#### Directions:
Copy all lines below exactly as written. Leave pictures out.
+ + + + +
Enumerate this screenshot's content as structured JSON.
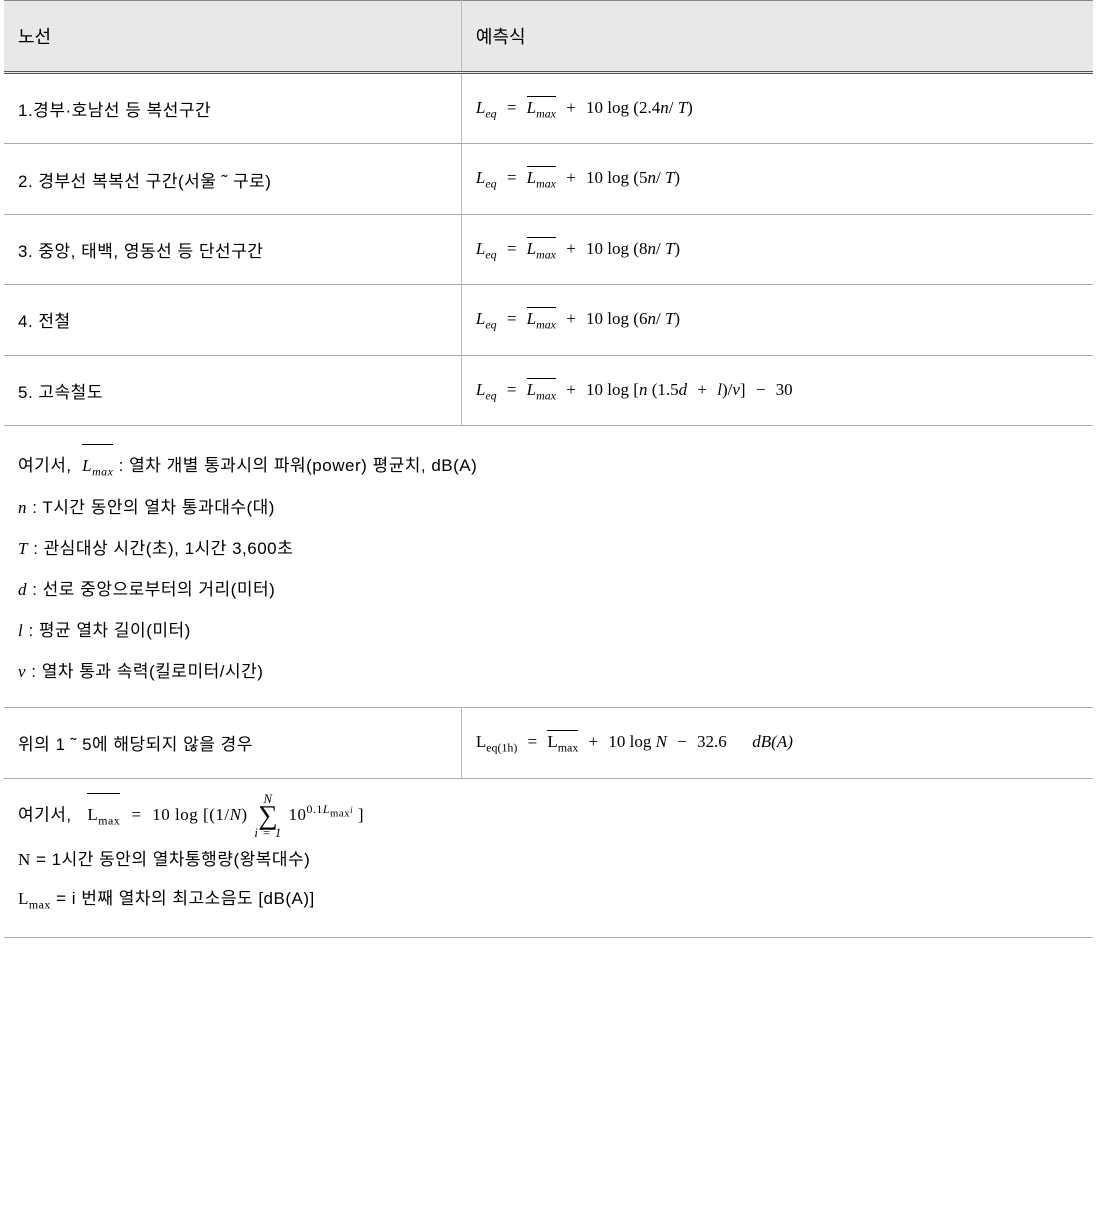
{
  "header": {
    "col1": "노선",
    "col2": "예측식"
  },
  "rows": [
    {
      "label": "1.경부·호남선 등 복선구간",
      "coef": "2.4",
      "form": "basic"
    },
    {
      "label": "2. 경부선 복복선 구간(서울 ˜ 구로)",
      "coef": "5",
      "form": "basic"
    },
    {
      "label": "3. 중앙, 태백, 영동선 등 단선구간",
      "coef": "8",
      "form": "basic"
    },
    {
      "label": "4. 전철",
      "coef": "6",
      "form": "basic"
    },
    {
      "label": "5. 고속철도",
      "coef": "",
      "form": "highspeed",
      "tail_const": "30"
    }
  ],
  "notes1": {
    "lead": "여기서,",
    "lmax_desc": "  : 열차 개별 통과시의 파워(power) 평균치, dB(A)",
    "n": "T시간 동안의 열차 통과대수(대)",
    "T": "관심대상 시간(초), 1시간 3,600초",
    "d": "선로 중앙으로부터의 거리(미터)",
    "l": "평균 열차 길이(미터)",
    "v": "열차 통과 속력(킬로미터/시간)"
  },
  "row2": {
    "label": "위의 1 ˜ 5에 해당되지 않을 경우",
    "const": "32.6",
    "unit": "dB(A)"
  },
  "notes2": {
    "lead": "여기서,",
    "N_top": "N",
    "i_bot": "i = 1",
    "exp_prefix": "0.1",
    "N_desc": "1시간 동안의 열차통행량(왕복대수)",
    "Lmax_desc": "i 번째 열차의 최고소음도 [dB(A)]"
  },
  "math": {
    "Leq": "L",
    "eq_sub": "eq",
    "Lmax": "L",
    "max_sub": "max",
    "tenlog": "10 log",
    "n": "n",
    "T": "T",
    "d": "d",
    "l": "l",
    "v": "v",
    "N": "N",
    "one_over_N": "(1/",
    "one_over_N_close": ")",
    "ten": "10",
    "Leq1h_sub": "eq(1h)",
    "Lmaxi_sub": "max",
    "i_sub": "i"
  }
}
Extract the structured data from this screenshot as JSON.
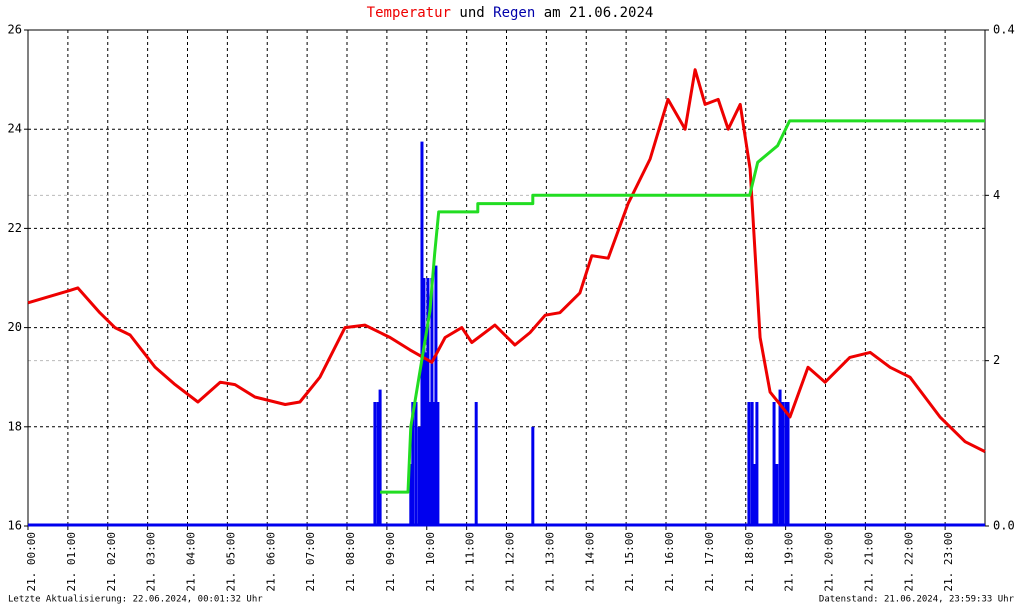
{
  "chart_data": {
    "type": "line",
    "title": [
      "Temperatur",
      "und",
      "Regen",
      "am 21.06.2024"
    ],
    "title_colors": [
      "#ee0000",
      "#000000",
      "#0000aa",
      "#000000"
    ],
    "footer_left": "Letzte Aktualisierung: 22.06.2024, 00:01:32 Uhr",
    "footer_right": "Datenstand: 21.06.2024, 23:59:33 Uhr",
    "xlim": [
      0,
      24
    ],
    "xticks": [
      {
        "value": 0,
        "label": "21. 00:00"
      },
      {
        "value": 1,
        "label": "21. 01:00"
      },
      {
        "value": 2,
        "label": "21. 02:00"
      },
      {
        "value": 3,
        "label": "21. 03:00"
      },
      {
        "value": 4,
        "label": "21. 04:00"
      },
      {
        "value": 5,
        "label": "21. 05:00"
      },
      {
        "value": 6,
        "label": "21. 06:00"
      },
      {
        "value": 7,
        "label": "21. 07:00"
      },
      {
        "value": 8,
        "label": "21. 08:00"
      },
      {
        "value": 9,
        "label": "21. 09:00"
      },
      {
        "value": 10,
        "label": "21. 10:00"
      },
      {
        "value": 11,
        "label": "21. 11:00"
      },
      {
        "value": 12,
        "label": "21. 12:00"
      },
      {
        "value": 13,
        "label": "21. 13:00"
      },
      {
        "value": 14,
        "label": "21. 14:00"
      },
      {
        "value": 15,
        "label": "21. 15:00"
      },
      {
        "value": 16,
        "label": "21. 16:00"
      },
      {
        "value": 17,
        "label": "21. 17:00"
      },
      {
        "value": 18,
        "label": "21. 18:00"
      },
      {
        "value": 19,
        "label": "21. 19:00"
      },
      {
        "value": 20,
        "label": "21. 20:00"
      },
      {
        "value": 21,
        "label": "21. 21:00"
      },
      {
        "value": 22,
        "label": "21. 22:00"
      },
      {
        "value": 23,
        "label": "21. 23:00"
      }
    ],
    "ylim": [
      16,
      26
    ],
    "yticks": [
      16,
      18,
      20,
      22,
      24,
      26
    ],
    "y2lim": [
      0,
      6
    ],
    "y2ticks": [
      {
        "value": 0,
        "label": "0.0"
      },
      2,
      4
    ],
    "y2color": "#00cc00",
    "y3lim": [
      0,
      0.4
    ],
    "y3ticks": [
      0.4
    ],
    "grid": true,
    "series": [
      {
        "type": "line",
        "color": "#ee0000",
        "axis": "y",
        "x": [
          0,
          1.05,
          1.25,
          1.8,
          2.18,
          2.56,
          3.19,
          3.69,
          4.26,
          4.82,
          5.19,
          5.69,
          6.45,
          6.82,
          7.32,
          7.95,
          8.45,
          9.08,
          9.58,
          10.13,
          10.46,
          10.88,
          11.13,
          11.71,
          12.21,
          12.59,
          12.97,
          13.34,
          13.84,
          14.14,
          14.55,
          15.05,
          15.6,
          16.05,
          16.48,
          16.73,
          16.98,
          17.31,
          17.56,
          17.86,
          18.11,
          18.36,
          18.61,
          19.11,
          19.56,
          19.99,
          20.61,
          21.12,
          21.62,
          22.12,
          22.87,
          23.5,
          24
        ],
        "values": [
          20.5,
          20.75,
          20.8,
          20.3,
          20.0,
          19.85,
          19.2,
          18.85,
          18.5,
          18.9,
          18.85,
          18.6,
          18.45,
          18.5,
          19.0,
          20.0,
          20.05,
          19.8,
          19.55,
          19.3,
          19.8,
          20.0,
          19.7,
          20.05,
          19.65,
          19.9,
          20.25,
          20.3,
          20.7,
          21.45,
          21.4,
          22.5,
          23.4,
          24.6,
          24.0,
          25.2,
          24.5,
          24.6,
          24.0,
          24.5,
          23.2,
          19.8,
          18.7,
          18.2,
          19.2,
          18.9,
          19.4,
          19.5,
          19.2,
          19.0,
          18.2,
          17.7,
          17.5
        ]
      },
      {
        "type": "line",
        "color": "#22dd22",
        "axis": "y2",
        "x": [
          8.83,
          9.53,
          9.6,
          10.08,
          10.2,
          10.3,
          11.28,
          11.28,
          12.66,
          12.66,
          18.1,
          18.3,
          18.8,
          19.1,
          24
        ],
        "values": [
          0.41,
          0.41,
          1.2,
          2.6,
          3.3,
          3.8,
          3.8,
          3.9,
          3.9,
          4.0,
          4.0,
          4.4,
          4.6,
          4.9,
          4.9
        ]
      },
      {
        "type": "bar",
        "color": "#0000ee",
        "axis": "y3",
        "x": [
          8.7,
          8.78,
          8.83,
          9.6,
          9.65,
          9.73,
          9.81,
          9.88,
          9.93,
          9.98,
          10.03,
          10.08,
          10.13,
          10.18,
          10.23,
          10.28,
          11.24,
          12.66,
          18.08,
          18.16,
          18.23,
          18.28,
          18.71,
          18.78,
          18.86,
          18.93,
          19.01,
          19.06
        ],
        "values": [
          0.1,
          0.1,
          0.11,
          0.05,
          0.1,
          0.1,
          0.08,
          0.31,
          0.2,
          0.14,
          0.2,
          0.1,
          0.2,
          0.1,
          0.21,
          0.1,
          0.1,
          0.08,
          0.1,
          0.1,
          0.05,
          0.1,
          0.1,
          0.05,
          0.11,
          0.1,
          0.1,
          0.1
        ]
      }
    ]
  }
}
+ + + + +
#### Response below:
Enumerate this screenshot's content as structured JSON.
{
  "header": {
    "col1": "노선",
    "col2": "예측식"
  },
  "rows": [
    {
      "label": "1.경부·호남선 등 복선구간",
      "coef": "2.4",
      "form": "basic"
    },
    {
      "label": "2. 경부선 복복선 구간(서울 ˜ 구로)",
      "coef": "5",
      "form": "basic"
    },
    {
      "label": "3. 중앙, 태백, 영동선 등 단선구간",
      "coef": "8",
      "form": "basic"
    },
    {
      "label": "4. 전철",
      "coef": "6",
      "form": "basic"
    },
    {
      "label": "5. 고속철도",
      "coef": "",
      "form": "highspeed",
      "tail_const": "30"
    }
  ],
  "notes1": {
    "lead": "여기서,",
    "lmax_desc": "  : 열차 개별 통과시의 파워(power) 평균치, dB(A)",
    "n": "T시간 동안의 열차 통과대수(대)",
    "T": "관심대상 시간(초), 1시간 3,600초",
    "d": "선로 중앙으로부터의 거리(미터)",
    "l": "평균 열차 길이(미터)",
    "v": "열차 통과 속력(킬로미터/시간)"
  },
  "row2": {
    "label": "위의 1 ˜ 5에 해당되지 않을 경우",
    "const": "32.6",
    "unit": "dB(A)"
  },
  "notes2": {
    "lead": "여기서,",
    "N_top": "N",
    "i_bot": "i = 1",
    "exp_prefix": "0.1",
    "N_desc": "1시간 동안의 열차통행량(왕복대수)",
    "Lmax_desc": "i 번째 열차의 최고소음도 [dB(A)]"
  },
  "math": {
    "Leq": "L",
    "eq_sub": "eq",
    "Lmax": "L",
    "max_sub": "max",
    "tenlog": "10 log",
    "n": "n",
    "T": "T",
    "d": "d",
    "l": "l",
    "v": "v",
    "N": "N",
    "one_over_N": "(1/",
    "one_over_N_close": ")",
    "ten": "10",
    "Leq1h_sub": "eq(1h)",
    "Lmaxi_sub": "max",
    "i_sub": "i"
  }
}
Extract the structured data from this screenshot as JSON.
{
  "chart_data": {
    "type": "line",
    "title": [
      "Temperatur",
      "und",
      "Regen",
      "am 21.06.2024"
    ],
    "title_colors": [
      "#ee0000",
      "#000000",
      "#0000aa",
      "#000000"
    ],
    "footer_left": "Letzte Aktualisierung: 22.06.2024, 00:01:32 Uhr",
    "footer_right": "Datenstand: 21.06.2024, 23:59:33 Uhr",
    "xlim": [
      0,
      24
    ],
    "xticks": [
      {
        "value": 0,
        "label": "21. 00:00"
      },
      {
        "value": 1,
        "label": "21. 01:00"
      },
      {
        "value": 2,
        "label": "21. 02:00"
      },
      {
        "value": 3,
        "label": "21. 03:00"
      },
      {
        "value": 4,
        "label": "21. 04:00"
      },
      {
        "value": 5,
        "label": "21. 05:00"
      },
      {
        "value": 6,
        "label": "21. 06:00"
      },
      {
        "value": 7,
        "label": "21. 07:00"
      },
      {
        "value": 8,
        "label": "21. 08:00"
      },
      {
        "value": 9,
        "label": "21. 09:00"
      },
      {
        "value": 10,
        "label": "21. 10:00"
      },
      {
        "value": 11,
        "label": "21. 11:00"
      },
      {
        "value": 12,
        "label": "21. 12:00"
      },
      {
        "value": 13,
        "label": "21. 13:00"
      },
      {
        "value": 14,
        "label": "21. 14:00"
      },
      {
        "value": 15,
        "label": "21. 15:00"
      },
      {
        "value": 16,
        "label": "21. 16:00"
      },
      {
        "value": 17,
        "label": "21. 17:00"
      },
      {
        "value": 18,
        "label": "21. 18:00"
      },
      {
        "value": 19,
        "label": "21. 19:00"
      },
      {
        "value": 20,
        "label": "21. 20:00"
      },
      {
        "value": 21,
        "label": "21. 21:00"
      },
      {
        "value": 22,
        "label": "21. 22:00"
      },
      {
        "value": 23,
        "label": "21. 23:00"
      }
    ],
    "ylim": [
      16,
      26
    ],
    "yticks": [
      16,
      18,
      20,
      22,
      24,
      26
    ],
    "y2lim": [
      0,
      6
    ],
    "y2ticks": [
      {
        "value": 0,
        "label": "0.0"
      },
      2,
      4
    ],
    "y2color": "#00cc00",
    "y3lim": [
      0,
      0.4
    ],
    "y3ticks": [
      0.4
    ],
    "grid": true,
    "series": [
      {
        "type": "line",
        "color": "#ee0000",
        "axis": "y",
        "x": [
          0,
          1.05,
          1.25,
          1.8,
          2.18,
          2.56,
          3.19,
          3.69,
          4.26,
          4.82,
          5.19,
          5.69,
          6.45,
          6.82,
          7.32,
          7.95,
          8.45,
          9.08,
          9.58,
          10.13,
          10.46,
          10.88,
          11.13,
          11.71,
          12.21,
          12.59,
          12.97,
          13.34,
          13.84,
          14.14,
          14.55,
          15.05,
          15.6,
          16.05,
          16.48,
          16.73,
          16.98,
          17.31,
          17.56,
          17.86,
          18.11,
          18.36,
          18.61,
          19.11,
          19.56,
          19.99,
          20.61,
          21.12,
          21.62,
          22.12,
          22.87,
          23.5,
          24
        ],
        "values": [
          20.5,
          20.75,
          20.8,
          20.3,
          20.0,
          19.85,
          19.2,
          18.85,
          18.5,
          18.9,
          18.85,
          18.6,
          18.45,
          18.5,
          19.0,
          20.0,
          20.05,
          19.8,
          19.55,
          19.3,
          19.8,
          20.0,
          19.7,
          20.05,
          19.65,
          19.9,
          20.25,
          20.3,
          20.7,
          21.45,
          21.4,
          22.5,
          23.4,
          24.6,
          24.0,
          25.2,
          24.5,
          24.6,
          24.0,
          24.5,
          23.2,
          19.8,
          18.7,
          18.2,
          19.2,
          18.9,
          19.4,
          19.5,
          19.2,
          19.0,
          18.2,
          17.7,
          17.5
        ]
      },
      {
        "type": "line",
        "color": "#22dd22",
        "axis": "y2",
        "x": [
          8.83,
          9.53,
          9.6,
          10.08,
          10.2,
          10.3,
          11.28,
          11.28,
          12.66,
          12.66,
          18.1,
          18.3,
          18.8,
          19.1,
          24
        ],
        "values": [
          0.41,
          0.41,
          1.2,
          2.6,
          3.3,
          3.8,
          3.8,
          3.9,
          3.9,
          4.0,
          4.0,
          4.4,
          4.6,
          4.9,
          4.9
        ]
      },
      {
        "type": "bar",
        "color": "#0000ee",
        "axis": "y3",
        "x": [
          8.7,
          8.78,
          8.83,
          9.6,
          9.65,
          9.73,
          9.81,
          9.88,
          9.93,
          9.98,
          10.03,
          10.08,
          10.13,
          10.18,
          10.23,
          10.28,
          11.24,
          12.66,
          18.08,
          18.16,
          18.23,
          18.28,
          18.71,
          18.78,
          18.86,
          18.93,
          19.01,
          19.06
        ],
        "values": [
          0.1,
          0.1,
          0.11,
          0.05,
          0.1,
          0.1,
          0.08,
          0.31,
          0.2,
          0.14,
          0.2,
          0.1,
          0.2,
          0.1,
          0.21,
          0.1,
          0.1,
          0.08,
          0.1,
          0.1,
          0.05,
          0.1,
          0.1,
          0.05,
          0.11,
          0.1,
          0.1,
          0.1
        ]
      }
    ]
  }
}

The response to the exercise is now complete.